EXTRACTED TEXT:
The groups did not differ in the secondary outcomes ([Table 2]). In both groups, the IOL had to be continued with prostaglandins in 93.5% of cases. The different types for sequential IOL after removing the DBC – dinoprostone vaginally (P12: 25%, P6: 21.2%) and misoprostol orally (P12: 67.6%, P6: 66.2%) – were used equally in both groups.
The rates of secondary caesarean section (P6: 27.5%, P12: 26.6%, p = 0.57) and blood loss at birth of 400–500 ml were equally distributed in the two cohorts. In the entire study population, there was only one case of uterine rupture in the P6 group. This was an attempted vaginal birth after caesarean section with DBC and dinoprostone vaginal insert. This approach was initiated in response to obstructed labour during the previous delivery. Subsequently, a pathological CTG reading indicated the repeat caesarean section. Intraoperatively, a rupture of the posterior uterine wall, independent of the previous caesarean scar, was encountered and sewn over without complications. The neonate was well (pH NA 7.22; APGAR 1’/7; 5’/8; 10’/9).

EXPLORE THE MATERIAL:
a - In the labor induction study excerpt, what Apgar scores are reported for the neonate, with their time points?
b - According to the labor induction study excerpt, what was the rate of secondary cesarean section in the P6 group?

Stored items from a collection
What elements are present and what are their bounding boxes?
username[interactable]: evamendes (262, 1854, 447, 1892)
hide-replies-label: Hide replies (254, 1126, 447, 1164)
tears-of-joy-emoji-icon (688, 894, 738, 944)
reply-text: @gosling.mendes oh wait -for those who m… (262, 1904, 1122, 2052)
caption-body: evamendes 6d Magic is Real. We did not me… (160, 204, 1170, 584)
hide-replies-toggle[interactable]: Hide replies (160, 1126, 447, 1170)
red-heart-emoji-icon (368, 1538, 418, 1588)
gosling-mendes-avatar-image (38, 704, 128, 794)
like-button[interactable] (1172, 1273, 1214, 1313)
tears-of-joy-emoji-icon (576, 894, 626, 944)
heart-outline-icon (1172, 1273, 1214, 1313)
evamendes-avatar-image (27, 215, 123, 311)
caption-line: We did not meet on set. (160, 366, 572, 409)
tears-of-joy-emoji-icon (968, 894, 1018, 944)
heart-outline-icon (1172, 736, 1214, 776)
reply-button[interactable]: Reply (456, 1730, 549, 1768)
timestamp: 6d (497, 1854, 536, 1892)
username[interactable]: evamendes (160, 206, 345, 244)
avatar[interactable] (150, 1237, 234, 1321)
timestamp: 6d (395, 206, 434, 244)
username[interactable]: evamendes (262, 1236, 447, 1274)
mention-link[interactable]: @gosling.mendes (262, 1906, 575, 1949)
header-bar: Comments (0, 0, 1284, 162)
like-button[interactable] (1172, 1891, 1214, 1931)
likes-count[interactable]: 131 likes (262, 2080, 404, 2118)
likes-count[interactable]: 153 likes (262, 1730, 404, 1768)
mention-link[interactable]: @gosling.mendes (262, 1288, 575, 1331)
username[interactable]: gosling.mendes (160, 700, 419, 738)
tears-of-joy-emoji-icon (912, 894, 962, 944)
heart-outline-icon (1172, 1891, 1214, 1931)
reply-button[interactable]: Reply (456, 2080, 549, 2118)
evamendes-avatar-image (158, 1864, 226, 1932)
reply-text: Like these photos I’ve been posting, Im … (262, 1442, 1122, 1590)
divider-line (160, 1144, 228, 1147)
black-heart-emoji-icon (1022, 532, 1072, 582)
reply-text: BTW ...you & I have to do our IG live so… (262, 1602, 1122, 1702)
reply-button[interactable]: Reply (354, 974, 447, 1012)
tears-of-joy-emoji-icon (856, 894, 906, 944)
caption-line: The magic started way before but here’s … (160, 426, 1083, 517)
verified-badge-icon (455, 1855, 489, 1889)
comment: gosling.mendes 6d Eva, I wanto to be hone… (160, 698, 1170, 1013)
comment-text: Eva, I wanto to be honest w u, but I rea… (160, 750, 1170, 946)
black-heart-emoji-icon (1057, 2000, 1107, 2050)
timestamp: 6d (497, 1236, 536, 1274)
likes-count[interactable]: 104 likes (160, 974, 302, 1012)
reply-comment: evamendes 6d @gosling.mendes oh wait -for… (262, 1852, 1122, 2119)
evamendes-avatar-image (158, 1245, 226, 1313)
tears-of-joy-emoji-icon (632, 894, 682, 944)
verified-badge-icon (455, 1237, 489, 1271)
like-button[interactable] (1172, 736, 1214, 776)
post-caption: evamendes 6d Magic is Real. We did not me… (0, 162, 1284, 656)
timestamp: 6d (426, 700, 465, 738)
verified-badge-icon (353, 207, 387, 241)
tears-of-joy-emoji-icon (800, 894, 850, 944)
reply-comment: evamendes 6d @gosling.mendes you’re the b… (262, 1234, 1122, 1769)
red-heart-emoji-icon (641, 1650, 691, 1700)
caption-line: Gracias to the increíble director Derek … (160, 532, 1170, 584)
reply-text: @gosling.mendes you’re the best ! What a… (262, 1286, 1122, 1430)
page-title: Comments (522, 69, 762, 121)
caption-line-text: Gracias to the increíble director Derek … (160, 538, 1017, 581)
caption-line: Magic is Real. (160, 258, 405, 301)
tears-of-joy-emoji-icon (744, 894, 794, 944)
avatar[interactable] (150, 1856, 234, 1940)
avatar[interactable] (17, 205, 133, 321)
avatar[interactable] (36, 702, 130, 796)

PER-TASK OUTPUTS:
a -
1 minute: 7
5 minutes: 8
10 minutes: 9

b - 27.5%